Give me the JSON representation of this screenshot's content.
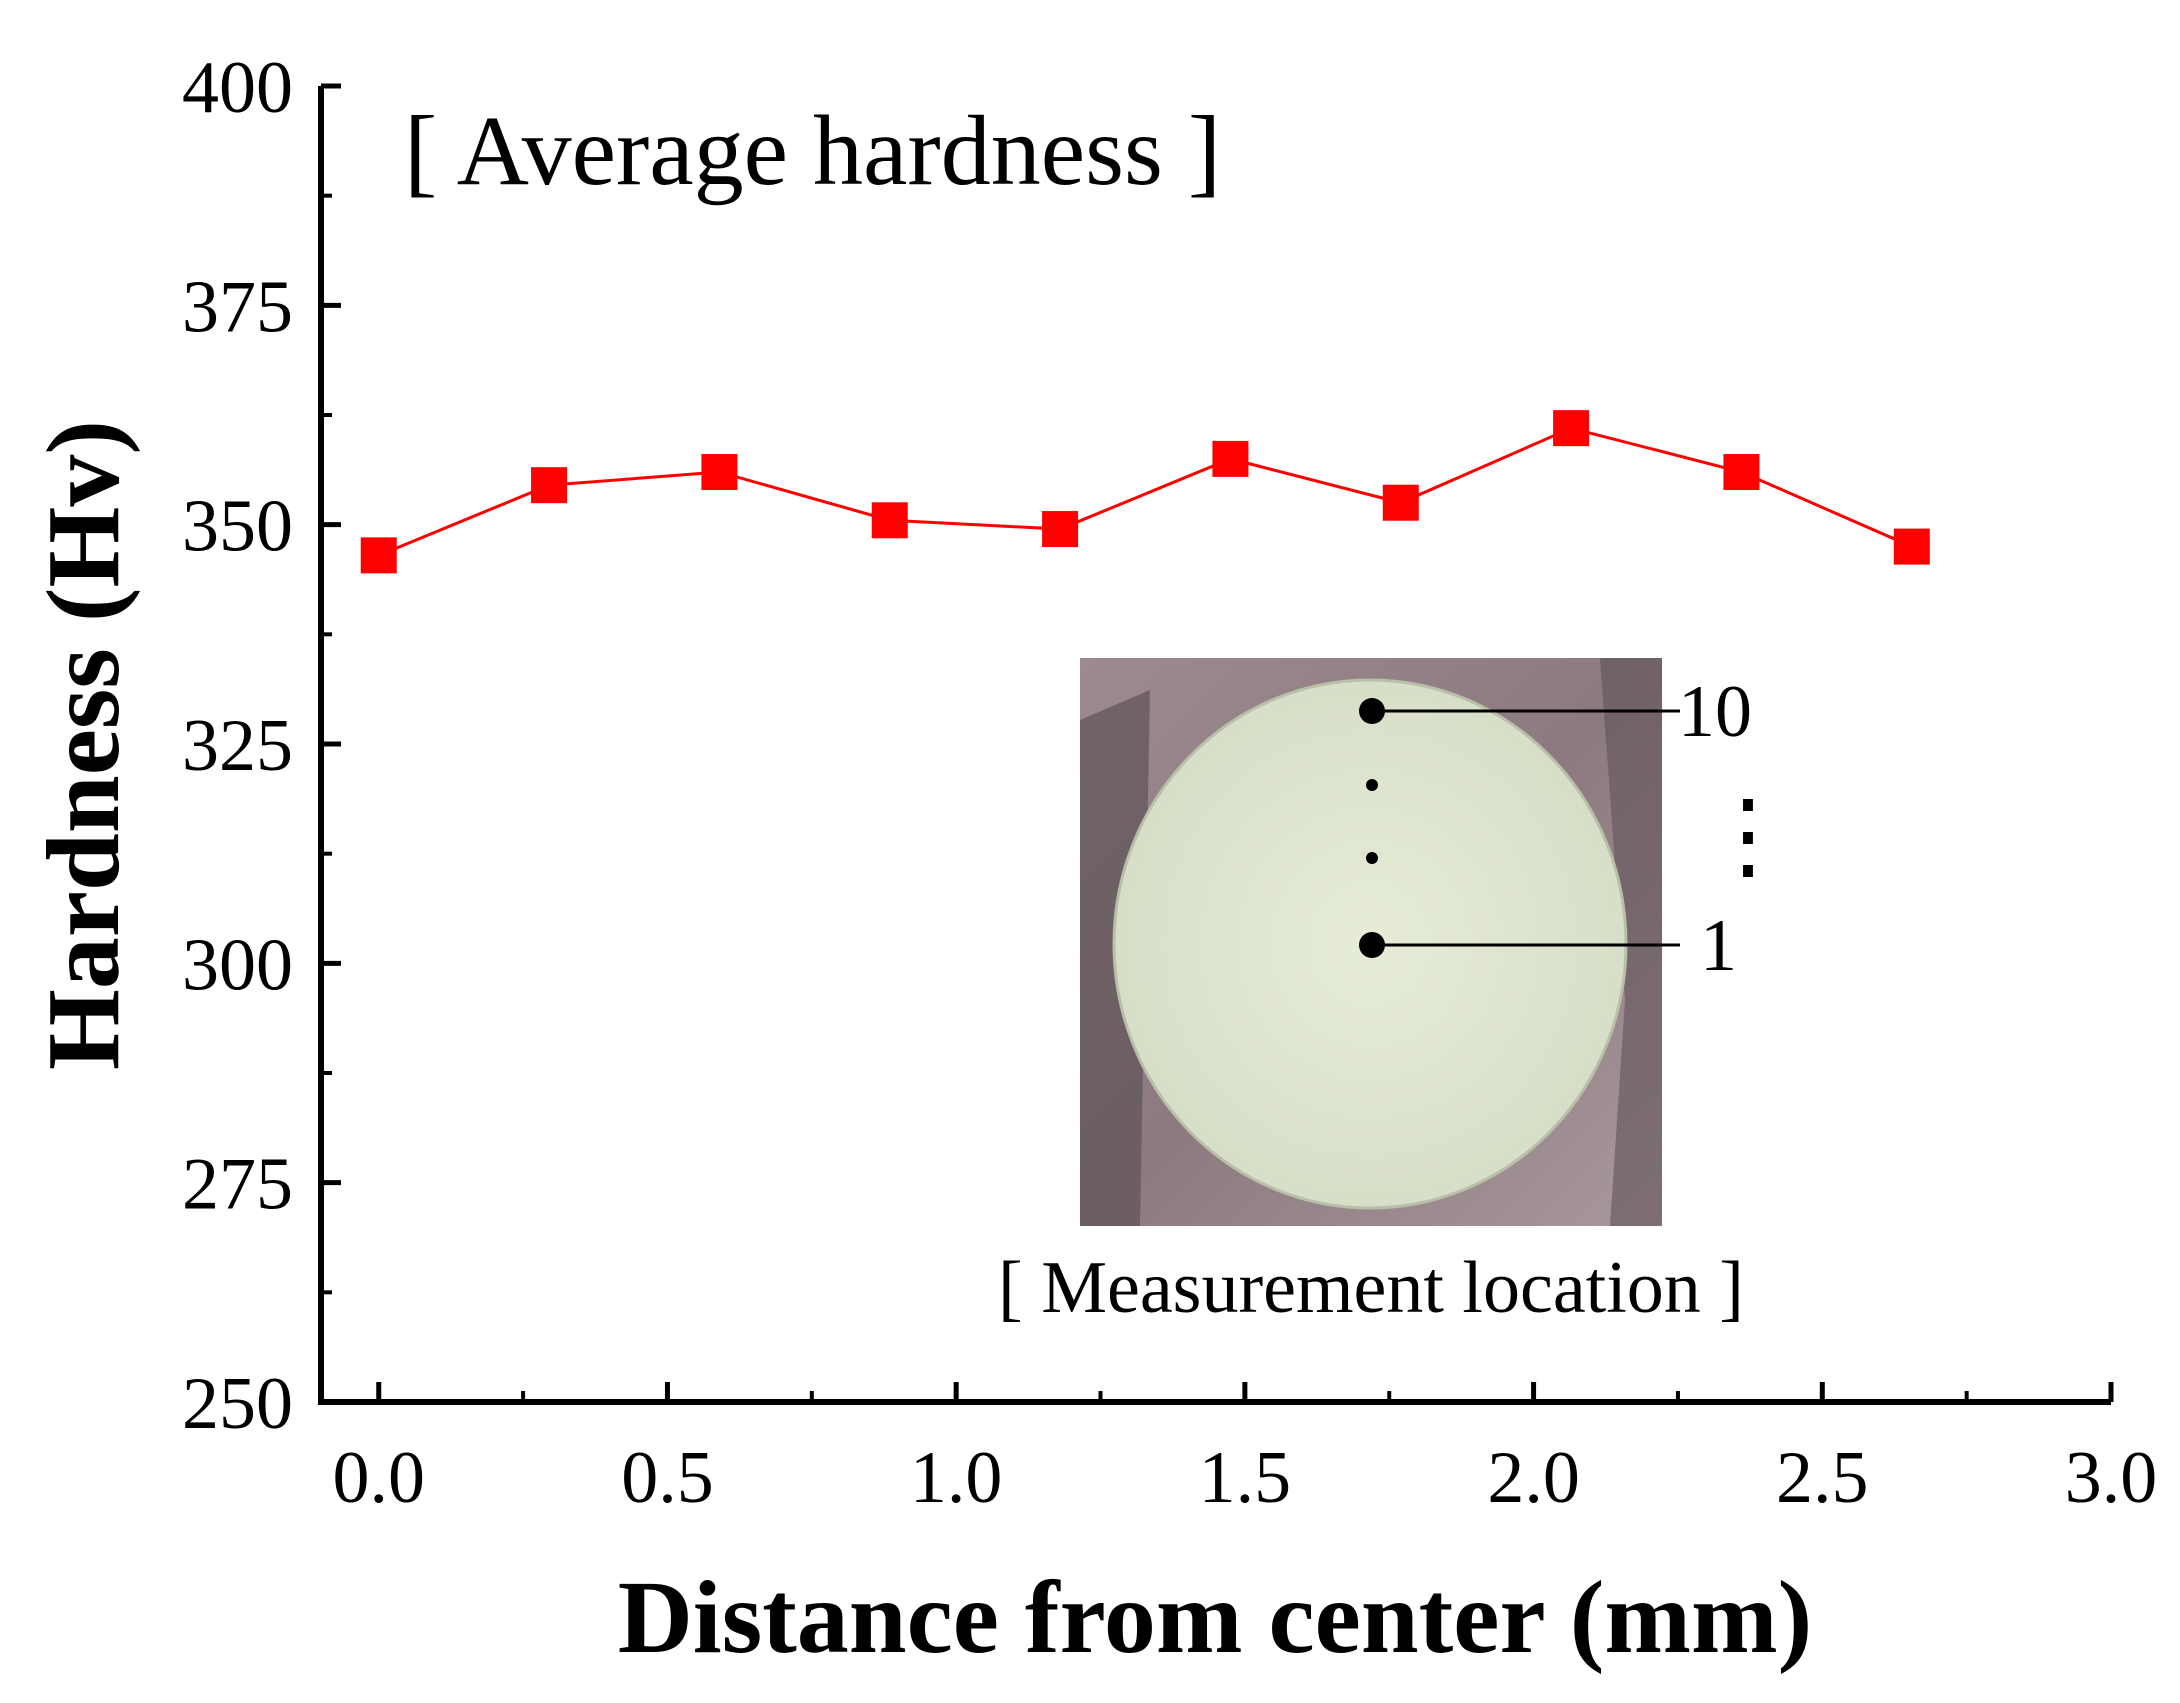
{
  "chart_data": {
    "type": "line",
    "title": "[ Average hardness ]",
    "xlabel": "Distance from center (mm)",
    "ylabel": "Hardness (Hv)",
    "xlim": [
      -0.1,
      3.0
    ],
    "ylim": [
      250,
      400
    ],
    "xticks": [
      0.0,
      0.5,
      1.0,
      1.5,
      2.0,
      2.5,
      3.0
    ],
    "xtick_labels": [
      "0.0",
      "0.5",
      "1.0",
      "1.5",
      "2.0",
      "2.5",
      "3.0"
    ],
    "yticks": [
      250,
      275,
      300,
      325,
      350,
      375,
      400
    ],
    "ytick_labels": [
      "250",
      "275",
      "300",
      "325",
      "350",
      "375",
      "400"
    ],
    "grid": false,
    "series": [
      {
        "name": "Average hardness",
        "color": "#ff0000",
        "marker": "square",
        "x": [
          0.0,
          0.295,
          0.59,
          0.885,
          1.18,
          1.475,
          1.77,
          2.065,
          2.36,
          2.655
        ],
        "y": [
          346.5,
          354.5,
          356.0,
          350.5,
          349.5,
          357.5,
          352.5,
          361.0,
          356.0,
          347.5
        ]
      }
    ],
    "inset": {
      "caption": "[ Measurement location ]",
      "label_top": "10",
      "label_bottom": "1",
      "ellipsis": "⋮"
    }
  }
}
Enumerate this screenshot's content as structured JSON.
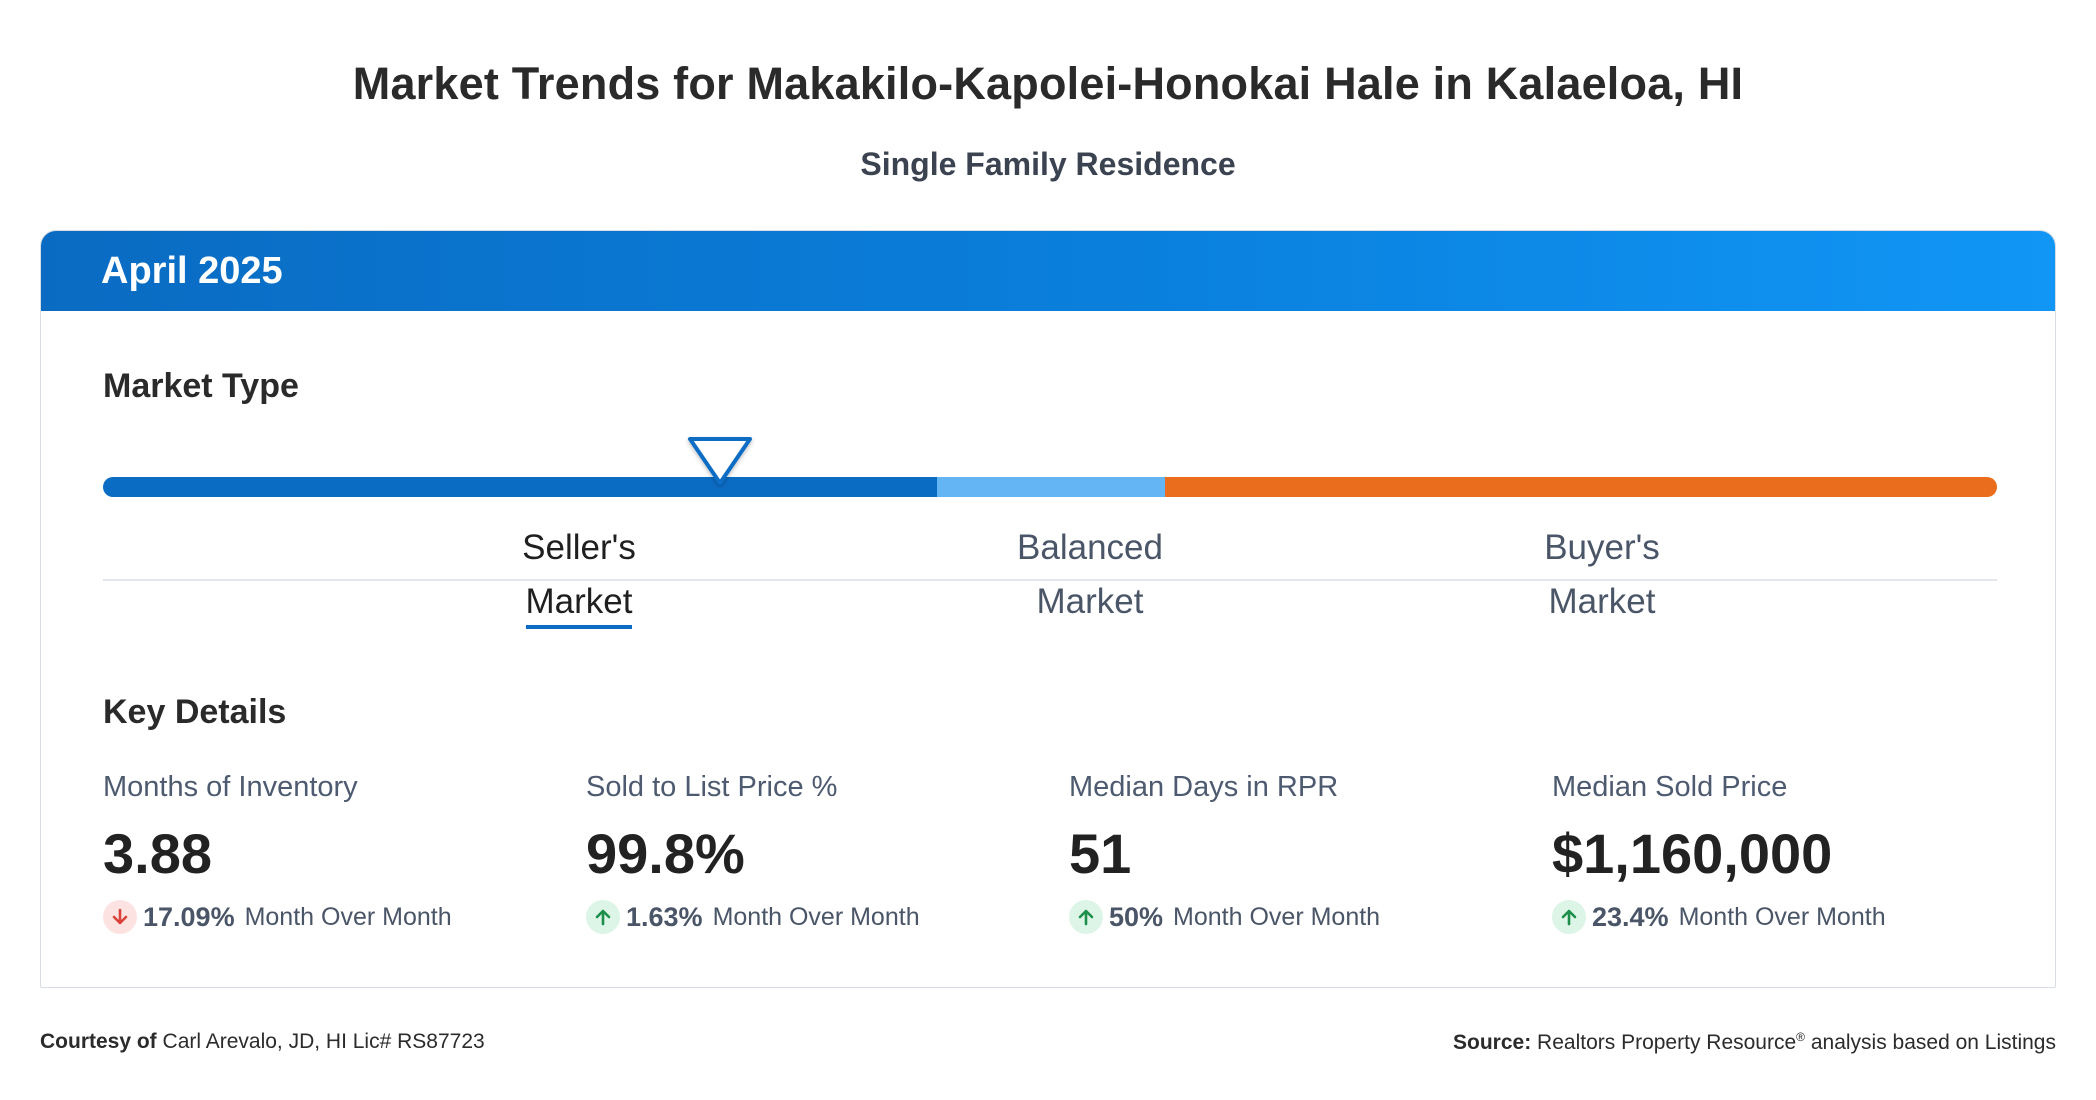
{
  "page": {
    "title": "Market Trends for Makakilo-Kapolei-Honokai Hale in Kalaeloa, HI",
    "subtitle": "Single Family Residence"
  },
  "card": {
    "period": "April 2025"
  },
  "market_type": {
    "heading": "Market Type",
    "indicator_position_fraction": 0.326,
    "segments": [
      {
        "line1": "Seller's",
        "line2": "Market",
        "active": true,
        "color": "#0b6cc4"
      },
      {
        "line1": "Balanced",
        "line2": "Market",
        "active": false,
        "color": "#63b6f3"
      },
      {
        "line1": "Buyer's",
        "line2": "Market",
        "active": false,
        "color": "#e96d1c"
      }
    ]
  },
  "key_details": {
    "heading": "Key Details",
    "metrics": [
      {
        "label": "Months of Inventory",
        "value": "3.88",
        "direction": "down",
        "change": "17.09%",
        "change_label": "Month Over Month"
      },
      {
        "label": "Sold to List Price %",
        "value": "99.8%",
        "direction": "up",
        "change": "1.63%",
        "change_label": "Month Over Month"
      },
      {
        "label": "Median Days in RPR",
        "value": "51",
        "direction": "up",
        "change": "50%",
        "change_label": "Month Over Month"
      },
      {
        "label": "Median Sold Price",
        "value": "$1,160,000",
        "direction": "up",
        "change": "23.4%",
        "change_label": "Month Over Month"
      }
    ]
  },
  "footer": {
    "courtesy_label": "Courtesy of",
    "courtesy_text": "Carl Arevalo, JD, HI Lic# RS87723",
    "source_label": "Source:",
    "source_text_1": "Realtors Property Resource",
    "source_mark": "®",
    "source_text_2": " analysis based on Listings"
  },
  "colors": {
    "header_gradient_start": "#0a6bc2",
    "header_gradient_end": "#1196f6",
    "down_arrow": "#d9413a",
    "up_arrow": "#1e8f4a"
  }
}
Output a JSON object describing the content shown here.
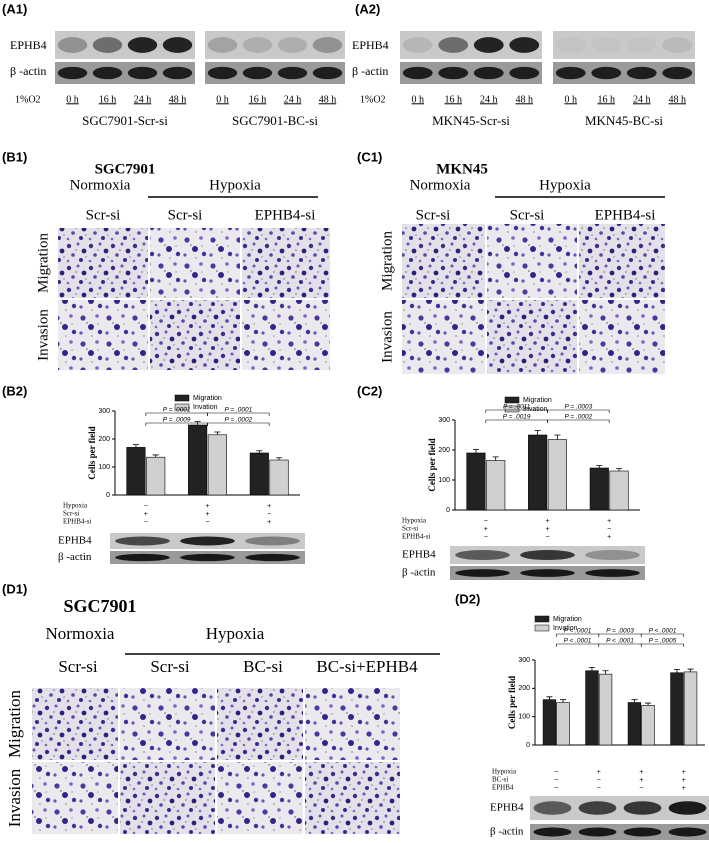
{
  "panels": {
    "a1": {
      "label": "(A1)",
      "rows": [
        "EPHB4",
        "β -actin"
      ],
      "condition": "1%O2",
      "groups": [
        {
          "name": "SGC7901-Scr-si",
          "times": [
            "0 h",
            "16 h",
            "24 h",
            "48 h"
          ]
        },
        {
          "name": "SGC7901-BC-si",
          "times": [
            "0 h",
            "16 h",
            "24 h",
            "48 h"
          ]
        }
      ]
    },
    "a2": {
      "label": "(A2)",
      "rows": [
        "EPHB4",
        "β -actin"
      ],
      "condition": "1%O2",
      "groups": [
        {
          "name": "MKN45-Scr-si",
          "times": [
            "0 h",
            "16 h",
            "24 h",
            "48 h"
          ]
        },
        {
          "name": "MKN45-BC-si",
          "times": [
            "0 h",
            "16 h",
            "24 h",
            "48 h"
          ]
        }
      ]
    },
    "b1": {
      "label": "(B1)",
      "cell_line": "SGC7901",
      "conditions": [
        "Normoxia",
        "Hypoxia"
      ],
      "columns": [
        "Scr-si",
        "Scr-si",
        "EPHB4-si"
      ],
      "rows": [
        "Migration",
        "Invasion"
      ]
    },
    "c1": {
      "label": "(C1)",
      "cell_line": "MKN45",
      "conditions": [
        "Normoxia",
        "Hypoxia"
      ],
      "columns": [
        "Scr-si",
        "Scr-si",
        "EPHB4-si"
      ],
      "rows": [
        "Migration",
        "Invasion"
      ]
    },
    "d1": {
      "label": "(D1)",
      "cell_line": "SGC7901",
      "conditions": [
        "Normoxia",
        "Hypoxia"
      ],
      "columns": [
        "Scr-si",
        "Scr-si",
        "BC-si",
        "BC-si+EPHB4"
      ],
      "rows": [
        "Migration",
        "Invasion"
      ]
    }
  },
  "chart_data": [
    {
      "type": "bar",
      "label": "(B2)",
      "y_label": "Cells per field",
      "categories": [
        null,
        null,
        null
      ],
      "series": [
        {
          "name": "Migration",
          "color": "#222222",
          "values": [
            170,
            250,
            150
          ],
          "errors": [
            10,
            12,
            8
          ]
        },
        {
          "name": "Invation",
          "color": "#d0d0d0",
          "values": [
            135,
            215,
            125
          ],
          "errors": [
            8,
            10,
            8
          ]
        }
      ],
      "ylim": [
        0,
        300
      ],
      "yticks": [
        0,
        100,
        200,
        300
      ],
      "annotations": [
        "P = .0001",
        "P = .0001",
        "P = .0009",
        "P = .0002"
      ],
      "treatments": [
        {
          "name": "Hypoxia",
          "marks": [
            "−",
            "+",
            "+"
          ]
        },
        {
          "name": "Scr-si",
          "marks": [
            "+",
            "+",
            "−"
          ]
        },
        {
          "name": "EPHB4-si",
          "marks": [
            "−",
            "−",
            "+"
          ]
        }
      ],
      "blot_rows": [
        "EPHB4",
        "β -actin"
      ]
    },
    {
      "type": "bar",
      "label": "(C2)",
      "y_label": "Cells per field",
      "categories": [
        null,
        null,
        null
      ],
      "series": [
        {
          "name": "Migration",
          "color": "#222222",
          "values": [
            190,
            250,
            140
          ],
          "errors": [
            12,
            15,
            8
          ]
        },
        {
          "name": "Invation",
          "color": "#d0d0d0",
          "values": [
            165,
            235,
            130
          ],
          "errors": [
            12,
            15,
            8
          ]
        }
      ],
      "ylim": [
        0,
        300
      ],
      "yticks": [
        0,
        100,
        200,
        300
      ],
      "annotations": [
        "P = .0011",
        "P = .0003",
        "P = .0019",
        "P = .0002"
      ],
      "treatments": [
        {
          "name": "Hypoxia",
          "marks": [
            "−",
            "+",
            "+"
          ]
        },
        {
          "name": "Scr-si",
          "marks": [
            "+",
            "+",
            "−"
          ]
        },
        {
          "name": "EPHB4-si",
          "marks": [
            "−",
            "−",
            "+"
          ]
        }
      ],
      "blot_rows": [
        "EPHB4",
        "β -actin"
      ]
    },
    {
      "type": "bar",
      "label": "(D2)",
      "y_label": "Cells per field",
      "categories": [
        null,
        null,
        null,
        null
      ],
      "series": [
        {
          "name": "Migration",
          "color": "#222222",
          "values": [
            160,
            262,
            150,
            255
          ],
          "errors": [
            10,
            12,
            10,
            12
          ]
        },
        {
          "name": "Invation",
          "color": "#d0d0d0",
          "values": [
            150,
            250,
            140,
            258
          ],
          "errors": [
            10,
            12,
            8,
            10
          ]
        }
      ],
      "ylim": [
        0,
        300
      ],
      "yticks": [
        0,
        100,
        200,
        300
      ],
      "annotations": [
        "P < .0001",
        "P = .0003",
        "P < .0001",
        "P < .0001",
        "P < .0001",
        "P = .0005"
      ],
      "treatments": [
        {
          "name": "Hypoxia",
          "marks": [
            "−",
            "+",
            "+",
            "+"
          ]
        },
        {
          "name": "BC-si",
          "marks": [
            "−",
            "−",
            "+",
            "+"
          ]
        },
        {
          "name": "EPHB4",
          "marks": [
            "−",
            "−",
            "−",
            "+"
          ]
        }
      ],
      "blot_rows": [
        "EPHB4",
        "β -actin"
      ]
    }
  ]
}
__________
_Problem_
Collect the lines of the data that carry the word "Price".

_In response_
        "label": "Sold to List Price %",
        "label": "Median Sold Price",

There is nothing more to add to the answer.